Items listed in a dataset:

+---+

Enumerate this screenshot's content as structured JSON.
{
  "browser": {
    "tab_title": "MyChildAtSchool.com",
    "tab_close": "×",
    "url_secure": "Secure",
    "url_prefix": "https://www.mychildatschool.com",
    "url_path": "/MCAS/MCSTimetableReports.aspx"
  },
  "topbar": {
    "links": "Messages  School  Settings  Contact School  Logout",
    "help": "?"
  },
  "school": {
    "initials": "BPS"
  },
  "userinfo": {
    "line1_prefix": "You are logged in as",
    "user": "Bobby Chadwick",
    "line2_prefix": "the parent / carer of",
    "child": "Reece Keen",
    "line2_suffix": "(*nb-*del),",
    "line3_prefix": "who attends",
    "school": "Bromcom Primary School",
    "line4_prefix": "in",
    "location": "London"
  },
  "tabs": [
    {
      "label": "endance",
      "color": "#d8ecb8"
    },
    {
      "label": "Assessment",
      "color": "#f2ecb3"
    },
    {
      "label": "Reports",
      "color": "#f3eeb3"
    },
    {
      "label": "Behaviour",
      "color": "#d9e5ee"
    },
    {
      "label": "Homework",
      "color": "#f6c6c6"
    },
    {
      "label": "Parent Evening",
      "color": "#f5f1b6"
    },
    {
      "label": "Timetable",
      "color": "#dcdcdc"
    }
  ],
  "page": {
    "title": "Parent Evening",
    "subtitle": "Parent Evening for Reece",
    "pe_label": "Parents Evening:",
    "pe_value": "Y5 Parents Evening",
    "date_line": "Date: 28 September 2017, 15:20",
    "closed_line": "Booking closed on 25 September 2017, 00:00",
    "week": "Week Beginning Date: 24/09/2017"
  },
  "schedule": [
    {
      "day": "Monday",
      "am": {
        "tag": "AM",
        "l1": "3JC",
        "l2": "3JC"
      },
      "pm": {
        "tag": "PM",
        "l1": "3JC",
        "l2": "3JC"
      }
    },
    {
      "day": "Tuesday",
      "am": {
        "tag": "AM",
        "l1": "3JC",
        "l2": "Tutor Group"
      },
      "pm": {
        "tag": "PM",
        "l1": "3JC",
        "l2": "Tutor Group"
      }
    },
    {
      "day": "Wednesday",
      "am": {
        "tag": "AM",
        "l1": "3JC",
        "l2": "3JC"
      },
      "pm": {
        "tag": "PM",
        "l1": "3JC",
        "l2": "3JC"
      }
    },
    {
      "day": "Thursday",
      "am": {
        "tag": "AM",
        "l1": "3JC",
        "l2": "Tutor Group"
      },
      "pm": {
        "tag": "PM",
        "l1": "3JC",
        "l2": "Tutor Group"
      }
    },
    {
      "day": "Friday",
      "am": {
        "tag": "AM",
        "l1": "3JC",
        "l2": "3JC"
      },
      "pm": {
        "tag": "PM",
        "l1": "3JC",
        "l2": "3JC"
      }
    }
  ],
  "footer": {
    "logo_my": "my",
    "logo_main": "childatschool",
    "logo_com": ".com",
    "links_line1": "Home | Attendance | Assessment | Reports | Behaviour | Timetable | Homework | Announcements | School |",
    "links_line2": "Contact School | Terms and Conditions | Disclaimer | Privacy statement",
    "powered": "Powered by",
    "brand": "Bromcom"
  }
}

+---+

Goal
Quote every line of the data, word for word.

Correct result
Enumerate this screenshot's content as structured JSON.
{
  "browser": {
    "tab_title": "MyChildAtSchool.com",
    "tab_close": "×",
    "url_secure": "Secure",
    "url_prefix": "https://www.mychildatschool.com",
    "url_path": "/MCAS/MCSTimetableReports.aspx"
  },
  "topbar": {
    "links": "Messages  School  Settings  Contact School  Logout",
    "help": "?"
  },
  "school": {
    "initials": "BPS"
  },
  "userinfo": {
    "line1_prefix": "You are logged in as",
    "user": "Bobby Chadwick",
    "line2_prefix": "the parent / carer of",
    "child": "Reece Keen",
    "line2_suffix": "(*nb-*del),",
    "line3_prefix": "who attends",
    "school": "Bromcom Primary School",
    "line4_prefix": "in",
    "location": "London"
  },
  "tabs": [
    {
      "label": "endance",
      "color": "#d8ecb8"
    },
    {
      "label": "Assessment",
      "color": "#f2ecb3"
    },
    {
      "label": "Reports",
      "color": "#f3eeb3"
    },
    {
      "label": "Behaviour",
      "color": "#d9e5ee"
    },
    {
      "label": "Homework",
      "color": "#f6c6c6"
    },
    {
      "label": "Parent Evening",
      "color": "#f5f1b6"
    },
    {
      "label": "Timetable",
      "color": "#dcdcdc"
    }
  ],
  "page": {
    "title": "Parent Evening",
    "subtitle": "Parent Evening for Reece",
    "pe_label": "Parents Evening:",
    "pe_value": "Y5 Parents Evening",
    "date_line": "Date: 28 September 2017, 15:20",
    "closed_line": "Booking closed on 25 September 2017, 00:00",
    "week": "Week Beginning Date: 24/09/2017"
  },
  "schedule": [
    {
      "day": "Monday",
      "am": {
        "tag": "AM",
        "l1": "3JC",
        "l2": "3JC"
      },
      "pm": {
        "tag": "PM",
        "l1": "3JC",
        "l2": "3JC"
      }
    },
    {
      "day": "Tuesday",
      "am": {
        "tag": "AM",
        "l1": "3JC",
        "l2": "Tutor Group"
      },
      "pm": {
        "tag": "PM",
        "l1": "3JC",
        "l2": "Tutor Group"
      }
    },
    {
      "day": "Wednesday",
      "am": {
        "tag": "AM",
        "l1": "3JC",
        "l2": "3JC"
      },
      "pm": {
        "tag": "PM",
        "l1": "3JC",
        "l2": "3JC"
      }
    },
    {
      "day": "Thursday",
      "am": {
        "tag": "AM",
        "l1": "3JC",
        "l2": "Tutor Group"
      },
      "pm": {
        "tag": "PM",
        "l1": "3JC",
        "l2": "Tutor Group"
      }
    },
    {
      "day": "Friday",
      "am": {
        "tag": "AM",
        "l1": "3JC",
        "l2": "3JC"
      },
      "pm": {
        "tag": "PM",
        "l1": "3JC",
        "l2": "3JC"
      }
    }
  ],
  "footer": {
    "logo_my": "my",
    "logo_main": "childatschool",
    "logo_com": ".com",
    "links_line1": "Home | Attendance | Assessment | Reports | Behaviour | Timetable | Homework | Announcements | School |",
    "links_line2": "Contact School | Terms and Conditions | Disclaimer | Privacy statement",
    "powered": "Powered by",
    "brand": "Bromcom"
  }
}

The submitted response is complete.